# [STATED TASK]
Every record must appear in your copy exactly as written, with no pictures.

# [RECORDS PROVIDED]
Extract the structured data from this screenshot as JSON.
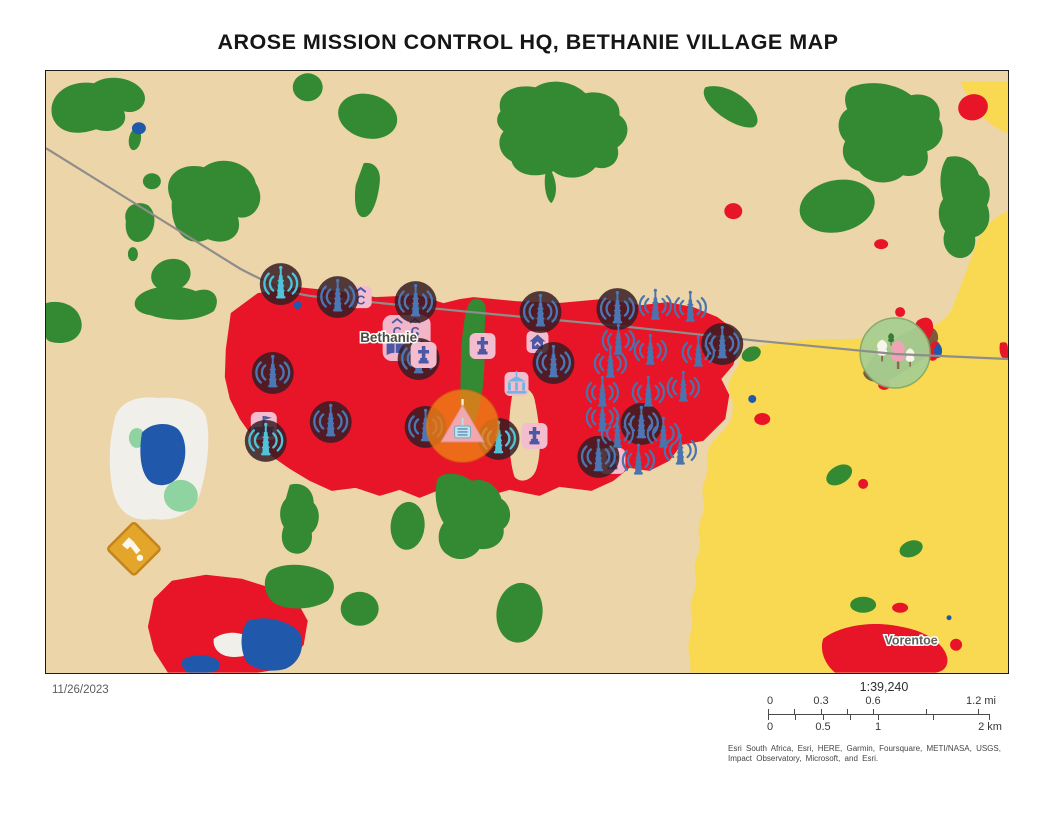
{
  "title": "AROSE MISSION CONTROL HQ, BETHANIE VILLAGE MAP",
  "date": "11/26/2023",
  "scale": {
    "ratio": "1:39,240",
    "miles": {
      "labels": [
        "0",
        "0.3",
        "0.6",
        "1.2 mi"
      ]
    },
    "km": {
      "labels": [
        "0",
        "0.5",
        "1",
        "2 km"
      ]
    }
  },
  "attribution": {
    "line1": "Esri South Africa, Esri, HERE, Garmin, Foursquare, METI/NASA, USGS,",
    "line2": "Impact Observatory, Microsoft, and Esri."
  },
  "map": {
    "labels": [
      {
        "text": "Bethanie"
      },
      {
        "text": "Vorentoe"
      }
    ],
    "icon_letters": {
      "c": "C"
    },
    "colors": {
      "landTan": "#ecd5a9",
      "vegetation": "#338a33",
      "builtRed": "#e81529",
      "cropYellow": "#f8d951",
      "waterBlue": "#2059ab",
      "panWhite": "#f1efe9",
      "panGreen": "#8fd4a0",
      "roadGray": "#8f8d8a",
      "markerDark": "#351c22",
      "towerBlue": "#4b77b5",
      "towerTeal": "#4fc3d9",
      "towerSteel": "#4a74ae",
      "badgePink": "#f3bdcf",
      "badgeBlue": "#4a58a5",
      "bankBlue": "#6cb7e3",
      "hqOrange": "#ee7e16",
      "mineAmber": "#e4a62a",
      "mineBorder": "#c4841c",
      "parkFill": "#a8cf92",
      "parkRim": "#83a969",
      "treePink": "#f0a3b5",
      "brown": "#7d5a3a"
    },
    "markers": [
      {
        "type": "community",
        "x": 361,
        "y": 267
      },
      {
        "type": "c-badge",
        "x": 315,
        "y": 226
      },
      {
        "type": "school",
        "x": 218,
        "y": 355
      },
      {
        "type": "house",
        "x": 492,
        "y": 271
      },
      {
        "type": "bank",
        "x": 471,
        "y": 313
      },
      {
        "type": "church",
        "x": 437,
        "y": 275
      },
      {
        "type": "church",
        "x": 489,
        "y": 365
      },
      {
        "type": "church",
        "x": 567,
        "y": 390
      },
      {
        "type": "tower-dark-teal",
        "x": 235,
        "y": 213
      },
      {
        "type": "tower-dark",
        "x": 292,
        "y": 226
      },
      {
        "type": "tower-dark",
        "x": 370,
        "y": 231
      },
      {
        "type": "tower-dark",
        "x": 495,
        "y": 241
      },
      {
        "type": "tower-dark",
        "x": 572,
        "y": 238
      },
      {
        "type": "tower-dark",
        "x": 677,
        "y": 273
      },
      {
        "type": "tower-dark",
        "x": 227,
        "y": 302
      },
      {
        "type": "tower-dark",
        "x": 285,
        "y": 351
      },
      {
        "type": "tower-dark",
        "x": 380,
        "y": 356
      },
      {
        "type": "tower-dark",
        "x": 508,
        "y": 292
      },
      {
        "type": "tower-dark",
        "x": 553,
        "y": 386
      },
      {
        "type": "tower-dark",
        "x": 596,
        "y": 353
      },
      {
        "type": "tower-dark-teal",
        "x": 220,
        "y": 370
      },
      {
        "type": "tower-dark-teal",
        "x": 453,
        "y": 368
      },
      {
        "type": "tower-dark",
        "x": 373,
        "y": 288
      },
      {
        "type": "tower-light",
        "x": 610,
        "y": 235
      },
      {
        "type": "tower-light",
        "x": 645,
        "y": 237
      },
      {
        "type": "tower-light",
        "x": 573,
        "y": 270
      },
      {
        "type": "tower-light",
        "x": 605,
        "y": 280
      },
      {
        "type": "tower-light",
        "x": 653,
        "y": 282
      },
      {
        "type": "tower-light",
        "x": 565,
        "y": 293
      },
      {
        "type": "tower-light",
        "x": 638,
        "y": 317
      },
      {
        "type": "tower-light",
        "x": 603,
        "y": 322
      },
      {
        "type": "tower-light",
        "x": 557,
        "y": 322
      },
      {
        "type": "tower-light",
        "x": 557,
        "y": 347
      },
      {
        "type": "tower-light",
        "x": 572,
        "y": 363
      },
      {
        "type": "tower-light",
        "x": 618,
        "y": 363
      },
      {
        "type": "tower-light",
        "x": 635,
        "y": 380
      },
      {
        "type": "tower-light",
        "x": 593,
        "y": 390
      },
      {
        "type": "church",
        "x": 378,
        "y": 284
      },
      {
        "type": "mine",
        "x": 88,
        "y": 478
      },
      {
        "type": "hq",
        "x": 417,
        "y": 355
      },
      {
        "type": "park",
        "x": 850,
        "y": 282,
        "layer": "under-road"
      }
    ]
  }
}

# [FINAL RESULT]
Extract the structured data from this screenshot as JSON.
{
  "title": "AROSE MISSION CONTROL HQ, BETHANIE VILLAGE MAP",
  "date": "11/26/2023",
  "scale": {
    "ratio": "1:39,240",
    "miles": {
      "labels": [
        "0",
        "0.3",
        "0.6",
        "1.2 mi"
      ]
    },
    "km": {
      "labels": [
        "0",
        "0.5",
        "1",
        "2 km"
      ]
    }
  },
  "attribution": {
    "line1": "Esri South Africa, Esri, HERE, Garmin, Foursquare, METI/NASA, USGS,",
    "line2": "Impact Observatory, Microsoft, and Esri."
  },
  "map": {
    "labels": [
      {
        "text": "Bethanie"
      },
      {
        "text": "Vorentoe"
      }
    ],
    "icon_letters": {
      "c": "C"
    },
    "colors": {
      "landTan": "#ecd5a9",
      "vegetation": "#338a33",
      "builtRed": "#e81529",
      "cropYellow": "#f8d951",
      "waterBlue": "#2059ab",
      "panWhite": "#f1efe9",
      "panGreen": "#8fd4a0",
      "roadGray": "#8f8d8a",
      "markerDark": "#351c22",
      "towerBlue": "#4b77b5",
      "towerTeal": "#4fc3d9",
      "towerSteel": "#4a74ae",
      "badgePink": "#f3bdcf",
      "badgeBlue": "#4a58a5",
      "bankBlue": "#6cb7e3",
      "hqOrange": "#ee7e16",
      "mineAmber": "#e4a62a",
      "mineBorder": "#c4841c",
      "parkFill": "#a8cf92",
      "parkRim": "#83a969",
      "treePink": "#f0a3b5",
      "brown": "#7d5a3a"
    },
    "markers": [
      {
        "type": "community",
        "x": 361,
        "y": 267
      },
      {
        "type": "c-badge",
        "x": 315,
        "y": 226
      },
      {
        "type": "school",
        "x": 218,
        "y": 355
      },
      {
        "type": "house",
        "x": 492,
        "y": 271
      },
      {
        "type": "bank",
        "x": 471,
        "y": 313
      },
      {
        "type": "church",
        "x": 437,
        "y": 275
      },
      {
        "type": "church",
        "x": 489,
        "y": 365
      },
      {
        "type": "church",
        "x": 567,
        "y": 390
      },
      {
        "type": "tower-dark-teal",
        "x": 235,
        "y": 213
      },
      {
        "type": "tower-dark",
        "x": 292,
        "y": 226
      },
      {
        "type": "tower-dark",
        "x": 370,
        "y": 231
      },
      {
        "type": "tower-dark",
        "x": 495,
        "y": 241
      },
      {
        "type": "tower-dark",
        "x": 572,
        "y": 238
      },
      {
        "type": "tower-dark",
        "x": 677,
        "y": 273
      },
      {
        "type": "tower-dark",
        "x": 227,
        "y": 302
      },
      {
        "type": "tower-dark",
        "x": 285,
        "y": 351
      },
      {
        "type": "tower-dark",
        "x": 380,
        "y": 356
      },
      {
        "type": "tower-dark",
        "x": 508,
        "y": 292
      },
      {
        "type": "tower-dark",
        "x": 553,
        "y": 386
      },
      {
        "type": "tower-dark",
        "x": 596,
        "y": 353
      },
      {
        "type": "tower-dark-teal",
        "x": 220,
        "y": 370
      },
      {
        "type": "tower-dark-teal",
        "x": 453,
        "y": 368
      },
      {
        "type": "tower-dark",
        "x": 373,
        "y": 288
      },
      {
        "type": "tower-light",
        "x": 610,
        "y": 235
      },
      {
        "type": "tower-light",
        "x": 645,
        "y": 237
      },
      {
        "type": "tower-light",
        "x": 573,
        "y": 270
      },
      {
        "type": "tower-light",
        "x": 605,
        "y": 280
      },
      {
        "type": "tower-light",
        "x": 653,
        "y": 282
      },
      {
        "type": "tower-light",
        "x": 565,
        "y": 293
      },
      {
        "type": "tower-light",
        "x": 638,
        "y": 317
      },
      {
        "type": "tower-light",
        "x": 603,
        "y": 322
      },
      {
        "type": "tower-light",
        "x": 557,
        "y": 322
      },
      {
        "type": "tower-light",
        "x": 557,
        "y": 347
      },
      {
        "type": "tower-light",
        "x": 572,
        "y": 363
      },
      {
        "type": "tower-light",
        "x": 618,
        "y": 363
      },
      {
        "type": "tower-light",
        "x": 635,
        "y": 380
      },
      {
        "type": "tower-light",
        "x": 593,
        "y": 390
      },
      {
        "type": "church",
        "x": 378,
        "y": 284
      },
      {
        "type": "mine",
        "x": 88,
        "y": 478
      },
      {
        "type": "hq",
        "x": 417,
        "y": 355
      },
      {
        "type": "park",
        "x": 850,
        "y": 282,
        "layer": "under-road"
      }
    ]
  }
}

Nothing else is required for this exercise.